Exercise objective >> Find each line in the records below that contains the string "legend", and copy those lines out. The match is case-sensitive.

================

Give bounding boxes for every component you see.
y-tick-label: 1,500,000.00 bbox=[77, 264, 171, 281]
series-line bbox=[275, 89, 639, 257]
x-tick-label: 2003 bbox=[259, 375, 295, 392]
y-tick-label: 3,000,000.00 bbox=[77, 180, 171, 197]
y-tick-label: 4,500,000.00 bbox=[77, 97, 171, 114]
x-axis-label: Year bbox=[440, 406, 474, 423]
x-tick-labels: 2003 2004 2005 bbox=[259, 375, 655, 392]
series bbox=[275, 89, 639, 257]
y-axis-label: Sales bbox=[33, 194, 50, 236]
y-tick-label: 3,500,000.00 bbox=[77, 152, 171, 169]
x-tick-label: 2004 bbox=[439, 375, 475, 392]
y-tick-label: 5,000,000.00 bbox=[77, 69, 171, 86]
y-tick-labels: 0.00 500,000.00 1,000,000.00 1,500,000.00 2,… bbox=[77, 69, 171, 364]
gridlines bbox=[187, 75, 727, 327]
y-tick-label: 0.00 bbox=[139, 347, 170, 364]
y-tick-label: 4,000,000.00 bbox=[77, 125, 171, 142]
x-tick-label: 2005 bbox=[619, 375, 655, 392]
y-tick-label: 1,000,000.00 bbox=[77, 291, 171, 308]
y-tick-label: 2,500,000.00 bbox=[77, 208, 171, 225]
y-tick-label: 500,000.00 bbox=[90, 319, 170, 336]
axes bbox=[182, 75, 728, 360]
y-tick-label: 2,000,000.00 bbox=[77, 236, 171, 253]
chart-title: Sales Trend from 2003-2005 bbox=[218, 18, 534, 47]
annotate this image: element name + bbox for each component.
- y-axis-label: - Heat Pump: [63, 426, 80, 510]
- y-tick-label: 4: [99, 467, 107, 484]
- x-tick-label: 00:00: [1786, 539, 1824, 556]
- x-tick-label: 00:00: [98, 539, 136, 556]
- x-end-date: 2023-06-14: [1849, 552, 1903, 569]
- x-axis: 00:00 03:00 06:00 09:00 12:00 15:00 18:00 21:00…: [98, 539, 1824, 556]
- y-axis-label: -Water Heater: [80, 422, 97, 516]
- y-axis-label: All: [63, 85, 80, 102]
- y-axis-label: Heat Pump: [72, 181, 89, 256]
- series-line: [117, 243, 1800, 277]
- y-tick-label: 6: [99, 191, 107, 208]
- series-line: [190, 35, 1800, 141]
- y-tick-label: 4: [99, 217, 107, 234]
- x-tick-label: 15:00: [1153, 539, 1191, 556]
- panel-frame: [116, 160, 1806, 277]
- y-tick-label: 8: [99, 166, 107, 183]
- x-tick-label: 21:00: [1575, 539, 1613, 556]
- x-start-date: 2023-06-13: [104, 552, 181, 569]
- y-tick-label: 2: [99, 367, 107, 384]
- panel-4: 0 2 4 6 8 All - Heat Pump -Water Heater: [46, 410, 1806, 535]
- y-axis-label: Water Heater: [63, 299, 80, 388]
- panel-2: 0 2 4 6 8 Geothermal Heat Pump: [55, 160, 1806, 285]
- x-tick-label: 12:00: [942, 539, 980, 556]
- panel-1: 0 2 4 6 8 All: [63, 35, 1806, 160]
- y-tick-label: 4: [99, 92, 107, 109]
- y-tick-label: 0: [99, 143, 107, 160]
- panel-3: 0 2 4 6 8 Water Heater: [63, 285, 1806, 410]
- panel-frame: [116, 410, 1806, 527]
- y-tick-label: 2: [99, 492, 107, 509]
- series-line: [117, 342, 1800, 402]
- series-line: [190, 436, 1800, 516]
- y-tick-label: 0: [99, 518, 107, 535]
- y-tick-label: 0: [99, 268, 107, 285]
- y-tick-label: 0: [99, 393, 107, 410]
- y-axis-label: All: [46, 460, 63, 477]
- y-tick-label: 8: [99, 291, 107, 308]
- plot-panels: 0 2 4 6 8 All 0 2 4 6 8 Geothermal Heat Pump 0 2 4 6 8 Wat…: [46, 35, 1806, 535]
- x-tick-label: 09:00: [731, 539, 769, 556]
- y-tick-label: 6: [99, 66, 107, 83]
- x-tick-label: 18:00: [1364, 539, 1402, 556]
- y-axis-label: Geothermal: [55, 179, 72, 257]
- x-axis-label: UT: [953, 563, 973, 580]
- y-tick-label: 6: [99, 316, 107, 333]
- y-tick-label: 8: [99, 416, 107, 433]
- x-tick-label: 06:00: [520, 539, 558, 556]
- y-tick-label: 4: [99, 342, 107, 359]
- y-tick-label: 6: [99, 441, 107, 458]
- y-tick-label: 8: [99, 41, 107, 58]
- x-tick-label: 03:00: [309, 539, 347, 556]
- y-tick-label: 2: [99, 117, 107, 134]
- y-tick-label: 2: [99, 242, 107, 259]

================

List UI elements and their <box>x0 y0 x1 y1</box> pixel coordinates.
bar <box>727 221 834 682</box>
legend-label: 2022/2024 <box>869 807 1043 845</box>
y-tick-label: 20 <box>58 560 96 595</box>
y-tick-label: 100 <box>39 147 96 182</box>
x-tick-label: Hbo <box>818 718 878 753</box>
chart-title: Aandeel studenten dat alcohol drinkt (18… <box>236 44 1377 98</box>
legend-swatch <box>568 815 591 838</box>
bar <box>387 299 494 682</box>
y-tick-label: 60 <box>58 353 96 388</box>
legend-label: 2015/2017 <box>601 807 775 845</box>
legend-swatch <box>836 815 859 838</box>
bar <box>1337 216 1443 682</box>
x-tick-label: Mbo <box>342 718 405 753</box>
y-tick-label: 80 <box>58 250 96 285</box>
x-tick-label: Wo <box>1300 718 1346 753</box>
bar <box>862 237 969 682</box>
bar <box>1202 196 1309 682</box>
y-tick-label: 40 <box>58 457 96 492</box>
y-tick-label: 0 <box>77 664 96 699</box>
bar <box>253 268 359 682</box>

================

The result >>
legend-label: 2022/2024 <box>869 807 1043 845</box>
legend-swatch <box>568 815 591 838</box>
legend-label: 2015/2017 <box>601 807 775 845</box>
legend-swatch <box>836 815 859 838</box>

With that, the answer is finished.